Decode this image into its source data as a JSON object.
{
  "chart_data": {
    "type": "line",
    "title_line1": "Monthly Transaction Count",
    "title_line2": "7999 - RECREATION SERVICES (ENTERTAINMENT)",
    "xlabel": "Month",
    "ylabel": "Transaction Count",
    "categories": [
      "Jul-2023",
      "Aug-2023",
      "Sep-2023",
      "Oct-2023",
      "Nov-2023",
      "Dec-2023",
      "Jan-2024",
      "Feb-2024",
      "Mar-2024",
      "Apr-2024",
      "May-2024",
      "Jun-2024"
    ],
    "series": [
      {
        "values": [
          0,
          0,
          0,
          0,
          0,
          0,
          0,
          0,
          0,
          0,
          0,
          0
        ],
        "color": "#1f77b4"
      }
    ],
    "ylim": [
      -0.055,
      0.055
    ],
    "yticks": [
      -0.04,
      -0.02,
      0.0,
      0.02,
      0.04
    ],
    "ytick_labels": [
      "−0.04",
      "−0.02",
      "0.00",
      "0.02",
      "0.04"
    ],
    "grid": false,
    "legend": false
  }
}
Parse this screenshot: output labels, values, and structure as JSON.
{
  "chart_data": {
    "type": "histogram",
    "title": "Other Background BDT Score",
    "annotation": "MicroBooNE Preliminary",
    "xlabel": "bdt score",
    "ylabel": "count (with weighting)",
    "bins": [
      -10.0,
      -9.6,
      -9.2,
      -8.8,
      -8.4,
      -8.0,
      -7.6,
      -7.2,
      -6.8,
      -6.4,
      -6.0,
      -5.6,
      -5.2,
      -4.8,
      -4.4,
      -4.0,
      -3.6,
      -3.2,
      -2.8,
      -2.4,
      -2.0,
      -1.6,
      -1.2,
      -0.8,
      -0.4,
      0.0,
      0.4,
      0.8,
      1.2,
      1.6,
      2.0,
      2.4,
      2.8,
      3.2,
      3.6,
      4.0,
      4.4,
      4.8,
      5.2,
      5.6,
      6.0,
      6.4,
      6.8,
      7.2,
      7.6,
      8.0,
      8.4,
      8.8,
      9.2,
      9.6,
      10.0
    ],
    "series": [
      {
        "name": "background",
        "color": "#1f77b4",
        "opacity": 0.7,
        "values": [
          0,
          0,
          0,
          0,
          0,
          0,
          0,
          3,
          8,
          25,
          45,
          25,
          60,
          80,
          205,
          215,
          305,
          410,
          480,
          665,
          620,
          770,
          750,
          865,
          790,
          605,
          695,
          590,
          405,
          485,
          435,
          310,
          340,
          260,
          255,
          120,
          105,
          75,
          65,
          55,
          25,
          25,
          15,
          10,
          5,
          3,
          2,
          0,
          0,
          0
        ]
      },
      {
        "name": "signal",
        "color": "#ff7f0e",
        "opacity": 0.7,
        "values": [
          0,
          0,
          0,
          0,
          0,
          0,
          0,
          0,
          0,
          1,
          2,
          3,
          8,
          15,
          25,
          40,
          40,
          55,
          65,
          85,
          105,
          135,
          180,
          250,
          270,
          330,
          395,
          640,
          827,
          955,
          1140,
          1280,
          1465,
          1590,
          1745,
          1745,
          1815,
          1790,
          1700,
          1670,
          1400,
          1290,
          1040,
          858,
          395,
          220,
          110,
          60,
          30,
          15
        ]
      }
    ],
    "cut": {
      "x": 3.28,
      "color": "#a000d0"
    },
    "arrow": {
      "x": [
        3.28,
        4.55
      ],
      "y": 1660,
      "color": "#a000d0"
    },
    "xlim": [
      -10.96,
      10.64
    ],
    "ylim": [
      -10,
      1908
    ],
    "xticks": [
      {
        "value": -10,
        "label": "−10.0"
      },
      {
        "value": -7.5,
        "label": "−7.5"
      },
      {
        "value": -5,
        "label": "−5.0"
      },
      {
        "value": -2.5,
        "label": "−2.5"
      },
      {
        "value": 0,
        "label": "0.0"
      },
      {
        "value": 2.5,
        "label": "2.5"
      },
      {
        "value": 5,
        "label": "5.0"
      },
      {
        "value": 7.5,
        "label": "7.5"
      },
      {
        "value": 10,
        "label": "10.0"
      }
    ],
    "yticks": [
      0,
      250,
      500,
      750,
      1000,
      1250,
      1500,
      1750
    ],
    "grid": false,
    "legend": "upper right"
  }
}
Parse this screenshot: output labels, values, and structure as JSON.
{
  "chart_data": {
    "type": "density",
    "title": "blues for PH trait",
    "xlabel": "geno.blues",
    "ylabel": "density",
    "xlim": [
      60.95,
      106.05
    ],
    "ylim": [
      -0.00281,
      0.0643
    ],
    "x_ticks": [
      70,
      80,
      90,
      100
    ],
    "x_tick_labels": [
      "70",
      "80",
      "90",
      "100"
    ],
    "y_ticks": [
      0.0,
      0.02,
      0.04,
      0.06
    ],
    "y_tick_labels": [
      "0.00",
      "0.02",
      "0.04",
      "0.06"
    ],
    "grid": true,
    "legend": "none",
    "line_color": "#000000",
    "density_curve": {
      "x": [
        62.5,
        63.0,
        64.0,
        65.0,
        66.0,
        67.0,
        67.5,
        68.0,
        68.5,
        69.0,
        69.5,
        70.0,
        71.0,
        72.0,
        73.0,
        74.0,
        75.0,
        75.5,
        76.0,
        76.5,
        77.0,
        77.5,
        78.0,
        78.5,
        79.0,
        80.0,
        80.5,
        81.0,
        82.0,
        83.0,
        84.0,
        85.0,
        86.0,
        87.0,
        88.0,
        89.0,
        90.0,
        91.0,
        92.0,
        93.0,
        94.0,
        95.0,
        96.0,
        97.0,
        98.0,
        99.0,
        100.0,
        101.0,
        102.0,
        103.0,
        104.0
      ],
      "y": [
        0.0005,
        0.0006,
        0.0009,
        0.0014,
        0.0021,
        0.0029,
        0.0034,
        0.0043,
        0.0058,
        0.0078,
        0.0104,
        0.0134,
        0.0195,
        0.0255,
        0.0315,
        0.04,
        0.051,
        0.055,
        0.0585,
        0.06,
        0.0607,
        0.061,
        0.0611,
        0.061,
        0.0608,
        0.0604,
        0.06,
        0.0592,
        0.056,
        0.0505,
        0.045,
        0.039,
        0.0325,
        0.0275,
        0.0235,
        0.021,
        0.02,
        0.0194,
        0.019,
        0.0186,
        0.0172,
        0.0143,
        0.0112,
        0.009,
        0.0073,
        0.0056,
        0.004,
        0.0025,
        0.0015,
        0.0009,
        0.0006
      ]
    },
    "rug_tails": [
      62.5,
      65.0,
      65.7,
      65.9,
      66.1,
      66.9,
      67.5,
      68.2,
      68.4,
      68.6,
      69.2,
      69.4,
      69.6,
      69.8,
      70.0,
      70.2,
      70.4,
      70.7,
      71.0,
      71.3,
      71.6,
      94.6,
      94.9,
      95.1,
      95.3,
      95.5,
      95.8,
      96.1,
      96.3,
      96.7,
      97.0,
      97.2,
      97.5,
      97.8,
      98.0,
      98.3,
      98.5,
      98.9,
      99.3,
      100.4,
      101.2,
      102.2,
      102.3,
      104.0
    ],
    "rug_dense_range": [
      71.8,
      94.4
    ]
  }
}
# # # # # # #
* Task to carry out:
Please set down each line of the records exactly as given.

* Answer for the task:
Decode this image into its source data as a JSON object.
{
  "chart_data": {
    "type": "line",
    "title_line1": "Monthly Transaction Count",
    "title_line2": "7999 - RECREATION SERVICES (ENTERTAINMENT)",
    "xlabel": "Month",
    "ylabel": "Transaction Count",
    "categories": [
      "Jul-2023",
      "Aug-2023",
      "Sep-2023",
      "Oct-2023",
      "Nov-2023",
      "Dec-2023",
      "Jan-2024",
      "Feb-2024",
      "Mar-2024",
      "Apr-2024",
      "May-2024",
      "Jun-2024"
    ],
    "series": [
      {
        "values": [
          0,
          0,
          0,
          0,
          0,
          0,
          0,
          0,
          0,
          0,
          0,
          0
        ],
        "color": "#1f77b4"
      }
    ],
    "ylim": [
      -0.055,
      0.055
    ],
    "yticks": [
      -0.04,
      -0.02,
      0.0,
      0.02,
      0.04
    ],
    "ytick_labels": [
      "−0.04",
      "−0.02",
      "0.00",
      "0.02",
      "0.04"
    ],
    "grid": false,
    "legend": false
  }
}
Parse this screenshot: output labels, values, and structure as JSON.
{
  "chart_data": {
    "type": "histogram",
    "title": "Other Background BDT Score",
    "annotation": "MicroBooNE Preliminary",
    "xlabel": "bdt score",
    "ylabel": "count (with weighting)",
    "bins": [
      -10.0,
      -9.6,
      -9.2,
      -8.8,
      -8.4,
      -8.0,
      -7.6,
      -7.2,
      -6.8,
      -6.4,
      -6.0,
      -5.6,
      -5.2,
      -4.8,
      -4.4,
      -4.0,
      -3.6,
      -3.2,
      -2.8,
      -2.4,
      -2.0,
      -1.6,
      -1.2,
      -0.8,
      -0.4,
      0.0,
      0.4,
      0.8,
      1.2,
      1.6,
      2.0,
      2.4,
      2.8,
      3.2,
      3.6,
      4.0,
      4.4,
      4.8,
      5.2,
      5.6,
      6.0,
      6.4,
      6.8,
      7.2,
      7.6,
      8.0,
      8.4,
      8.8,
      9.2,
      9.6,
      10.0
    ],
    "series": [
      {
        "name": "background",
        "color": "#1f77b4",
        "opacity": 0.7,
        "values": [
          0,
          0,
          0,
          0,
          0,
          0,
          0,
          3,
          8,
          25,
          45,
          25,
          60,
          80,
          205,
          215,
          305,
          410,
          480,
          665,
          620,
          770,
          750,
          865,
          790,
          605,
          695,
          590,
          405,
          485,
          435,
          310,
          340,
          260,
          255,
          120,
          105,
          75,
          65,
          55,
          25,
          25,
          15,
          10,
          5,
          3,
          2,
          0,
          0,
          0
        ]
      },
      {
        "name": "signal",
        "color": "#ff7f0e",
        "opacity": 0.7,
        "values": [
          0,
          0,
          0,
          0,
          0,
          0,
          0,
          0,
          0,
          1,
          2,
          3,
          8,
          15,
          25,
          40,
          40,
          55,
          65,
          85,
          105,
          135,
          180,
          250,
          270,
          330,
          395,
          640,
          827,
          955,
          1140,
          1280,
          1465,
          1590,
          1745,
          1745,
          1815,
          1790,
          1700,
          1670,
          1400,
          1290,
          1040,
          858,
          395,
          220,
          110,
          60,
          30,
          15
        ]
      }
    ],
    "cut": {
      "x": 3.28,
      "color": "#a000d0"
    },
    "arrow": {
      "x": [
        3.28,
        4.55
      ],
      "y": 1660,
      "color": "#a000d0"
    },
    "xlim": [
      -10.96,
      10.64
    ],
    "ylim": [
      -10,
      1908
    ],
    "xticks": [
      {
        "value": -10,
        "label": "−10.0"
      },
      {
        "value": -7.5,
        "label": "−7.5"
      },
      {
        "value": -5,
        "label": "−5.0"
      },
      {
        "value": -2.5,
        "label": "−2.5"
      },
      {
        "value": 0,
        "label": "0.0"
      },
      {
        "value": 2.5,
        "label": "2.5"
      },
      {
        "value": 5,
        "label": "5.0"
      },
      {
        "value": 7.5,
        "label": "7.5"
      },
      {
        "value": 10,
        "label": "10.0"
      }
    ],
    "yticks": [
      0,
      250,
      500,
      750,
      1000,
      1250,
      1500,
      1750
    ],
    "grid": false,
    "legend": "upper right"
  }
}
Parse this screenshot: output labels, values, and structure as JSON.
{
  "chart_data": {
    "type": "density",
    "title": "blues for PH trait",
    "xlabel": "geno.blues",
    "ylabel": "density",
    "xlim": [
      60.95,
      106.05
    ],
    "ylim": [
      -0.00281,
      0.0643
    ],
    "x_ticks": [
      70,
      80,
      90,
      100
    ],
    "x_tick_labels": [
      "70",
      "80",
      "90",
      "100"
    ],
    "y_ticks": [
      0.0,
      0.02,
      0.04,
      0.06
    ],
    "y_tick_labels": [
      "0.00",
      "0.02",
      "0.04",
      "0.06"
    ],
    "grid": true,
    "legend": "none",
    "line_color": "#000000",
    "density_curve": {
      "x": [
        62.5,
        63.0,
        64.0,
        65.0,
        66.0,
        67.0,
        67.5,
        68.0,
        68.5,
        69.0,
        69.5,
        70.0,
        71.0,
        72.0,
        73.0,
        74.0,
        75.0,
        75.5,
        76.0,
        76.5,
        77.0,
        77.5,
        78.0,
        78.5,
        79.0,
        80.0,
        80.5,
        81.0,
        82.0,
        83.0,
        84.0,
        85.0,
        86.0,
        87.0,
        88.0,
        89.0,
        90.0,
        91.0,
        92.0,
        93.0,
        94.0,
        95.0,
        96.0,
        97.0,
        98.0,
        99.0,
        100.0,
        101.0,
        102.0,
        103.0,
        104.0
      ],
      "y": [
        0.0005,
        0.0006,
        0.0009,
        0.0014,
        0.0021,
        0.0029,
        0.0034,
        0.0043,
        0.0058,
        0.0078,
        0.0104,
        0.0134,
        0.0195,
        0.0255,
        0.0315,
        0.04,
        0.051,
        0.055,
        0.0585,
        0.06,
        0.0607,
        0.061,
        0.0611,
        0.061,
        0.0608,
        0.0604,
        0.06,
        0.0592,
        0.056,
        0.0505,
        0.045,
        0.039,
        0.0325,
        0.0275,
        0.0235,
        0.021,
        0.02,
        0.0194,
        0.019,
        0.0186,
        0.0172,
        0.0143,
        0.0112,
        0.009,
        0.0073,
        0.0056,
        0.004,
        0.0025,
        0.0015,
        0.0009,
        0.0006
      ]
    },
    "rug_tails": [
      62.5,
      65.0,
      65.7,
      65.9,
      66.1,
      66.9,
      67.5,
      68.2,
      68.4,
      68.6,
      69.2,
      69.4,
      69.6,
      69.8,
      70.0,
      70.2,
      70.4,
      70.7,
      71.0,
      71.3,
      71.6,
      94.6,
      94.9,
      95.1,
      95.3,
      95.5,
      95.8,
      96.1,
      96.3,
      96.7,
      97.0,
      97.2,
      97.5,
      97.8,
      98.0,
      98.3,
      98.5,
      98.9,
      99.3,
      100.4,
      101.2,
      102.2,
      102.3,
      104.0
    ],
    "rug_dense_range": [
      71.8,
      94.4
    ]
  }
}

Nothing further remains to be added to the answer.